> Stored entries
==============================
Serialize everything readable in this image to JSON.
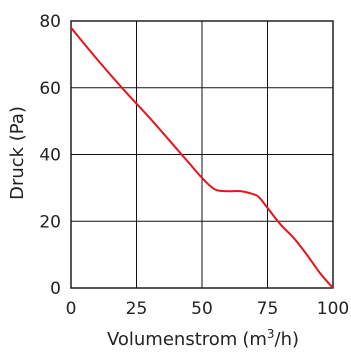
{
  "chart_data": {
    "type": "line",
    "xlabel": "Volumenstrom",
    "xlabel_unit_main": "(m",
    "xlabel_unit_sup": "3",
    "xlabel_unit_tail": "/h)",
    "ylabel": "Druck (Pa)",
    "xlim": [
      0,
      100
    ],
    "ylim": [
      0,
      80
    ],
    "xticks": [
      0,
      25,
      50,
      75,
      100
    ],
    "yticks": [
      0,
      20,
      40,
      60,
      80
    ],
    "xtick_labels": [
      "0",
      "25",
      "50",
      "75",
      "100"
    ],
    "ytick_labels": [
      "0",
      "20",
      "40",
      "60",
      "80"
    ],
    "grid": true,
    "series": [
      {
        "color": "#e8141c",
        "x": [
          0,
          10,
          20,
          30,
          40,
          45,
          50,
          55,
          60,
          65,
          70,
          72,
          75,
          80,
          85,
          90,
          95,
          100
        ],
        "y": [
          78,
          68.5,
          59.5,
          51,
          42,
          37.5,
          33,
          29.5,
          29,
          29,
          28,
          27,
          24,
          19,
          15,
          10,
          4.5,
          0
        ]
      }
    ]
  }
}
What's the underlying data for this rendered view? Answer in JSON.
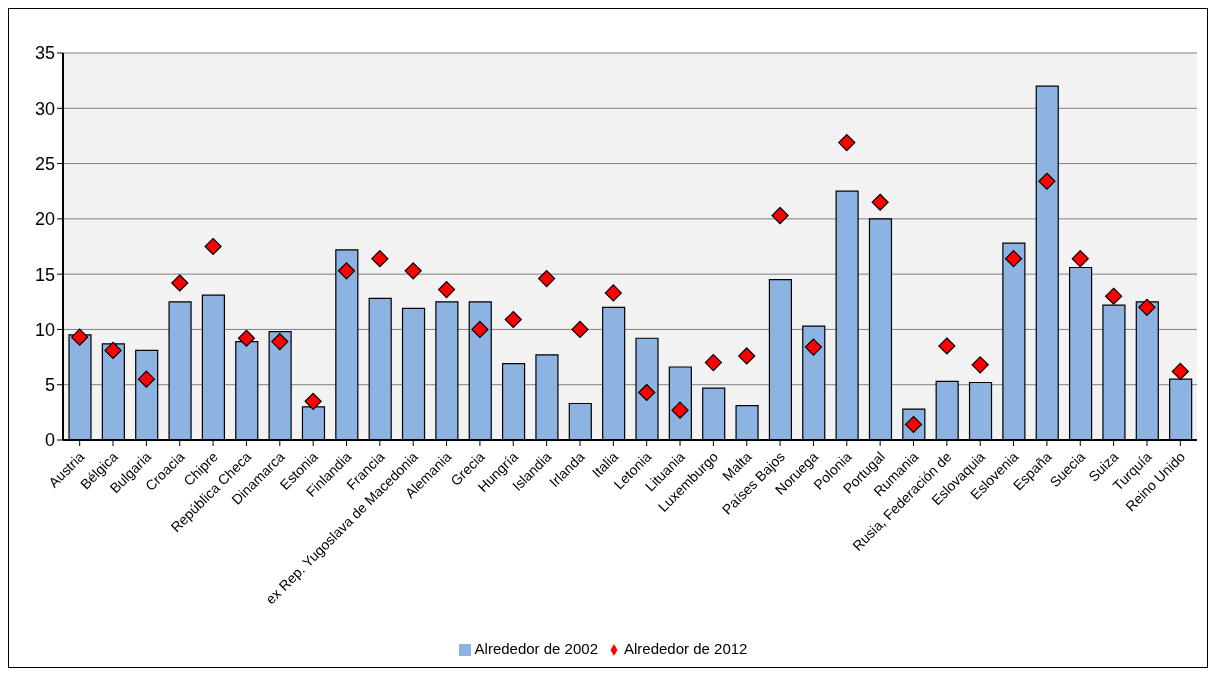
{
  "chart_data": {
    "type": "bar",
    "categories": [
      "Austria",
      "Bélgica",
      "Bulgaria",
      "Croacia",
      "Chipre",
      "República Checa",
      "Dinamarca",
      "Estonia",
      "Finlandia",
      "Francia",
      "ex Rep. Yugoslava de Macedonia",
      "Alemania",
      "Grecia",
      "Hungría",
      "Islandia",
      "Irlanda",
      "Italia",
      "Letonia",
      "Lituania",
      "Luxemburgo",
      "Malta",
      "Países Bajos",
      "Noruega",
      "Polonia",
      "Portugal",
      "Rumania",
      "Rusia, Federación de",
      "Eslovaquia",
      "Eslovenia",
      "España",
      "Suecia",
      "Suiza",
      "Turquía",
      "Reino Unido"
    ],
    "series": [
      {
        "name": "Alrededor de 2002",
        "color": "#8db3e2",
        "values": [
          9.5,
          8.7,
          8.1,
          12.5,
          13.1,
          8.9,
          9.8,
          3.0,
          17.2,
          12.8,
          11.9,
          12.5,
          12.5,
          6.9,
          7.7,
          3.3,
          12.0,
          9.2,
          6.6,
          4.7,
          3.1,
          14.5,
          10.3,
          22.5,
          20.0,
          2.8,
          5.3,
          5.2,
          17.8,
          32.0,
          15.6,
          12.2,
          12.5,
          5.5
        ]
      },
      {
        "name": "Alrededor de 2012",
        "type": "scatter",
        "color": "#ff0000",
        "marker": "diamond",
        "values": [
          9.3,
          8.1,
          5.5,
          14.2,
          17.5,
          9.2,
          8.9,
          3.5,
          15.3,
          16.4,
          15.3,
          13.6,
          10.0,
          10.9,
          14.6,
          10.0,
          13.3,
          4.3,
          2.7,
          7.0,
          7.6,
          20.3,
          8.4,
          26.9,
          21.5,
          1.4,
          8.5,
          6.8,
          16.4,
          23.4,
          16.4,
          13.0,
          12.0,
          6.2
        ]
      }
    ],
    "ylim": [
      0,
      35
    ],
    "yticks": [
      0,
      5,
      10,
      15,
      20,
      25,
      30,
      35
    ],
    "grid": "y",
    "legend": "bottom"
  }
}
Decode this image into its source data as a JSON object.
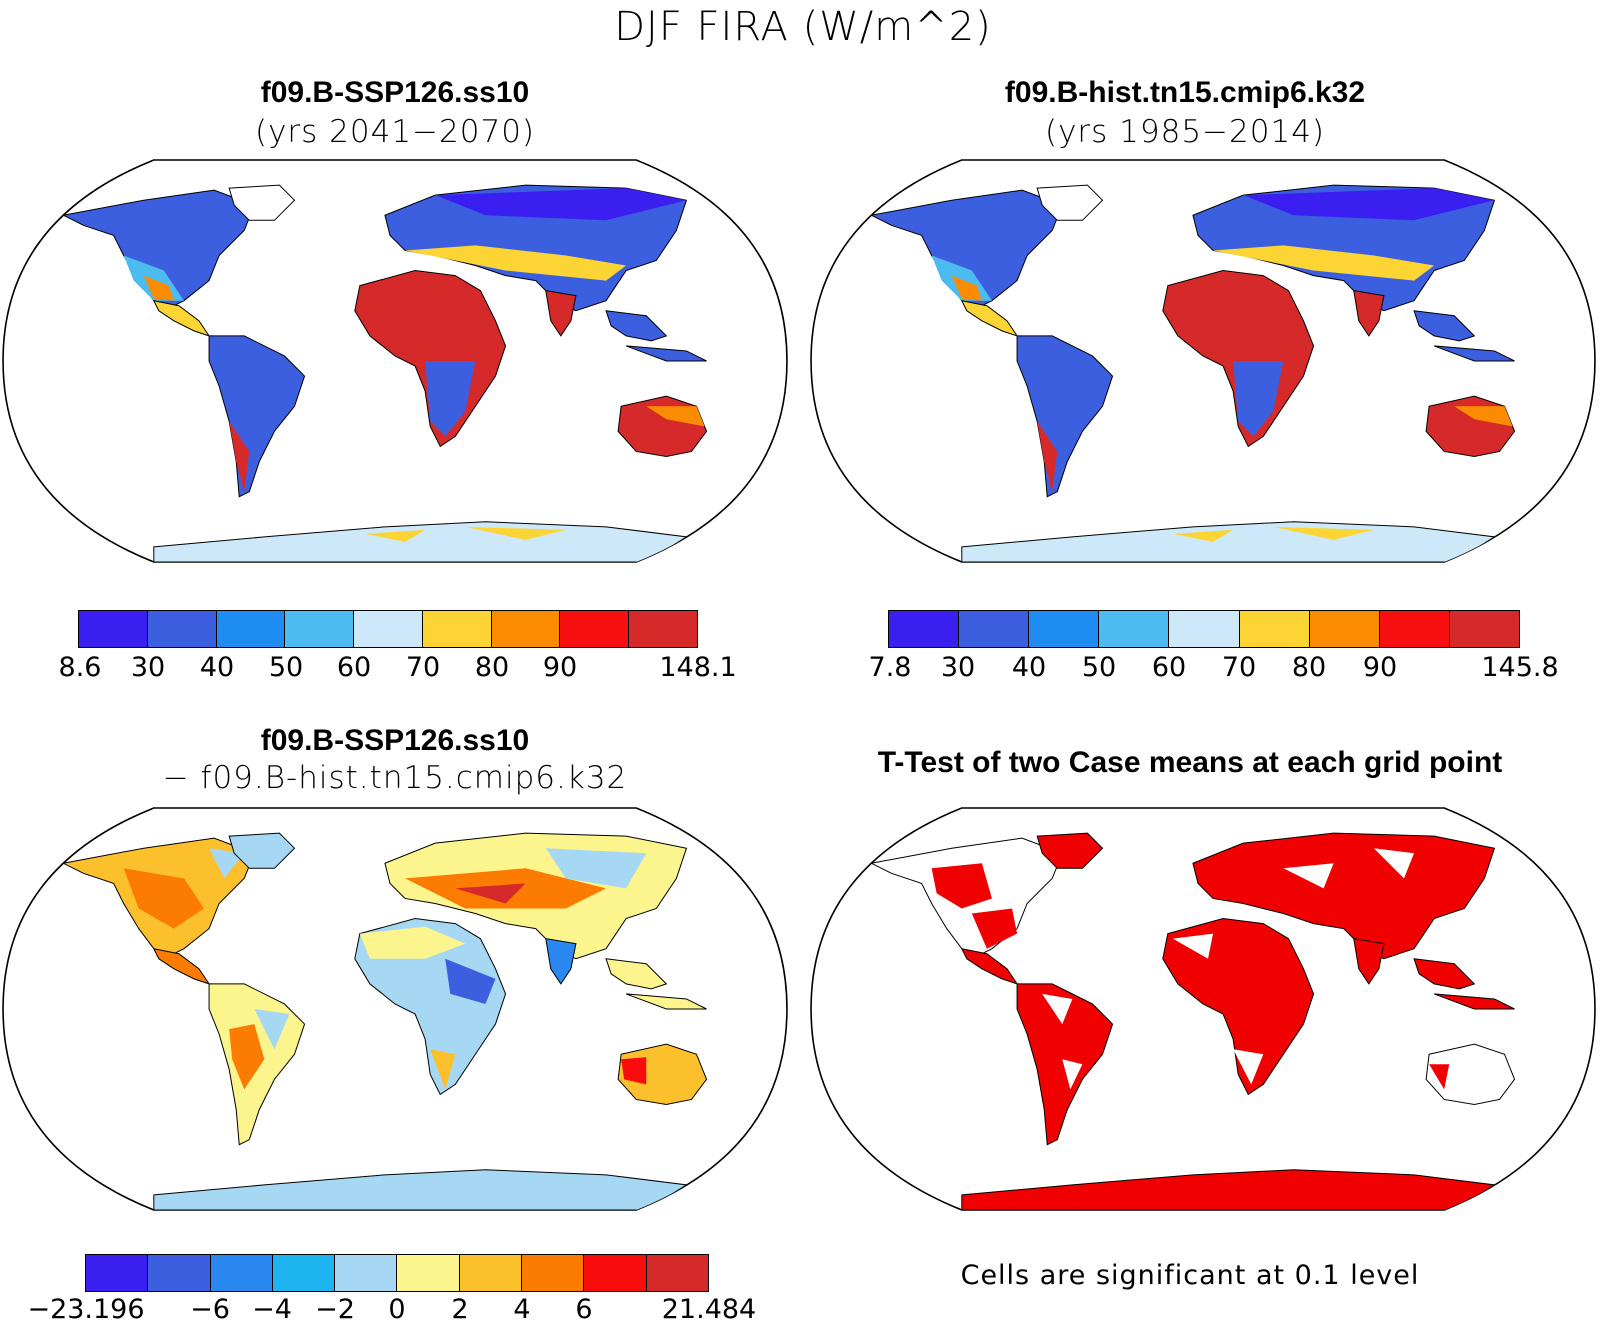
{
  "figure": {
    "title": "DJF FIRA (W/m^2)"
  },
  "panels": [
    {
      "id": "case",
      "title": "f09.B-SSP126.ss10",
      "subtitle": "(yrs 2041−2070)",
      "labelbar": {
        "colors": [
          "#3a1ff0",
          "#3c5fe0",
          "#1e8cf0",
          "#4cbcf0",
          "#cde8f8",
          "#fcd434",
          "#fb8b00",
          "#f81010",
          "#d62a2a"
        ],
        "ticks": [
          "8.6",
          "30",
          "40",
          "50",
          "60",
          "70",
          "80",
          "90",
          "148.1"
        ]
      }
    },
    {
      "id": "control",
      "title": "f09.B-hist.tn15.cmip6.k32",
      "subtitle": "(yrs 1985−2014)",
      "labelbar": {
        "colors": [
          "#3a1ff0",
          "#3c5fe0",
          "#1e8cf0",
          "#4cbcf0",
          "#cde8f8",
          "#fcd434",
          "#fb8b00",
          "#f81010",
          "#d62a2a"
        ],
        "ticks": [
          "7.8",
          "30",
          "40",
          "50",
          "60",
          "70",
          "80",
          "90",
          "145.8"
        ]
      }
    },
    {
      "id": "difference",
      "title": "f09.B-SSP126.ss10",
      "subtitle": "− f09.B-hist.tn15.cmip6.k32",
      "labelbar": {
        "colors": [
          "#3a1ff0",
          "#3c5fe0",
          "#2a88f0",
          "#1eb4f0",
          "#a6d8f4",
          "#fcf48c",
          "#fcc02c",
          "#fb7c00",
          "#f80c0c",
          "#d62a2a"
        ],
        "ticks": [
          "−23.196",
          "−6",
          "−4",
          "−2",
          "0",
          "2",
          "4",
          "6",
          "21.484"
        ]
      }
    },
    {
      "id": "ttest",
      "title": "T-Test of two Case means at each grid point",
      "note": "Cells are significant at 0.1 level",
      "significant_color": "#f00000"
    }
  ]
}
==============================
> To be done
Check each line of the material above for "subtitle" and say how many lines contain it, giving the number alone.

> Final answer
3